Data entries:

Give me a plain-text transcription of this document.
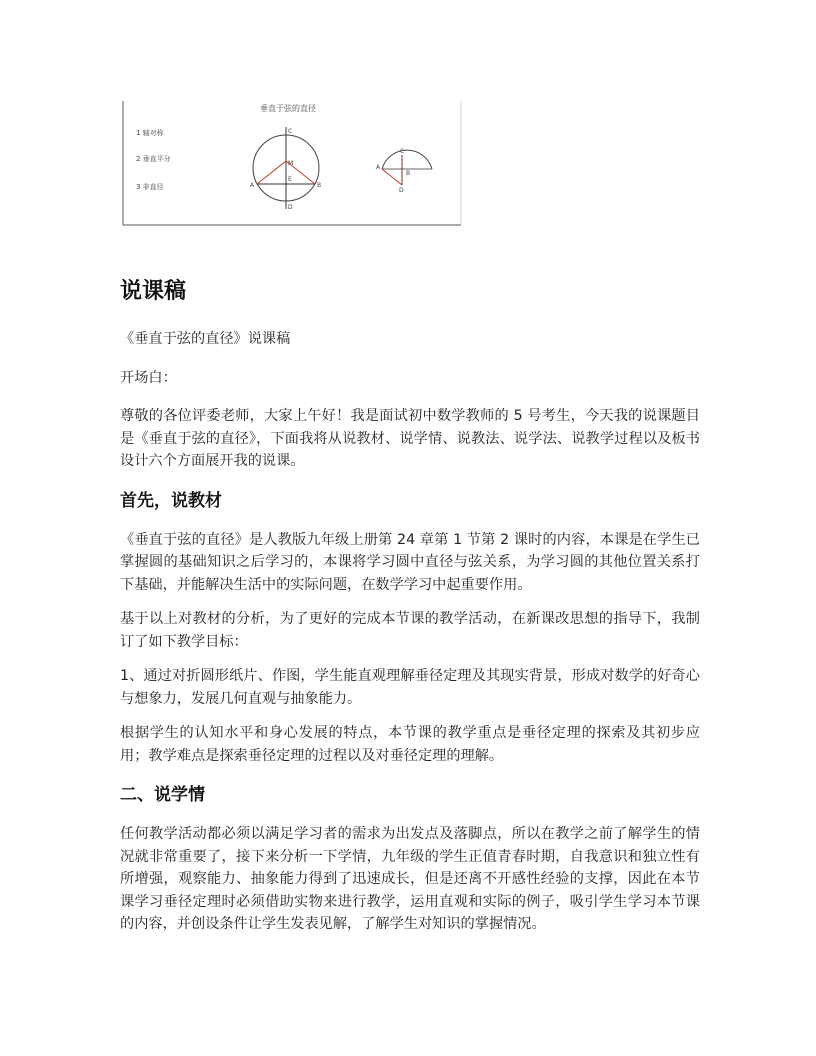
垂直于弦的直径
1 轴对称
2 垂直平分
3 非直径
C
A
E
B
D
M
C
A
B
D
说课稿

《垂直于弦的直径》说课稿

开场白：

尊敬的各位评委老师，大家上午好！我是面试初中数学教师的 5 号考生，今天我的说课题目是《垂直于弦的直径》，下面我将从说教材、说学情、说教法、说学法、说教学过程以及板书设计六个方面展开我的说课。

首先，说教材

《垂直于弦的直径》是人教版九年级上册第 24 章第 1 节第 2 课时的内容，本课是在学生已掌握圆的基础知识之后学习的，本课将学习圆中直径与弦关系，为学习圆的其他位置关系打下基础，并能解决生活中的实际问题，在数学学习中起重要作用。

基于以上对教材的分析，为了更好的完成本节课的教学活动，在新课改思想的指导下，我制订了如下教学目标：

1、通过对折圆形纸片、作图，学生能直观理解垂径定理及其现实背景，形成对数学的好奇心与想象力，发展几何直观与抽象能力。

根据学生的认知水平和身心发展的特点，本节课的教学重点是垂径定理的探索及其初步应用；教学难点是探索垂径定理的过程以及对垂径定理的理解。

二、说学情

任何教学活动都必须以满足学习者的需求为出发点及落脚点，所以在教学之前了解学生的情况就非常重要了，接下来分析一下学情，九年级的学生正值青春时期，自我意识和独立性有所增强，观察能力、抽象能力得到了迅速成长，但是还离不开感性经验的支撑，因此在本节课学习垂径定理时必须借助实物来进行教学，运用直观和实际的例子，吸引学生学习本节课的内容，并创设条件让学生发表见解，了解学生对知识的掌握情况。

Task statement:
Report all lines of the material that contain the word "垂直于弦的直径".

Task solution:
垂直于弦的直径
《垂直于弦的直径》说课稿
尊敬的各位评委老师，大家上午好！我是面试初中数学教师的 5 号考生，今天我的说课题目是《垂直于弦的直径》，下面我将从说教材、说学情、说教法、说学法、说教学过程以及板书设计六个方面展开我的说课。
《垂直于弦的直径》是人教版九年级上册第 24 章第 1 节第 2 课时的内容，本课是在学生已掌握圆的基础知识之后学习的，本课将学习圆中直径与弦关系，为学习圆的其他位置关系打下基础，并能解决生活中的实际问题，在数学学习中起重要作用。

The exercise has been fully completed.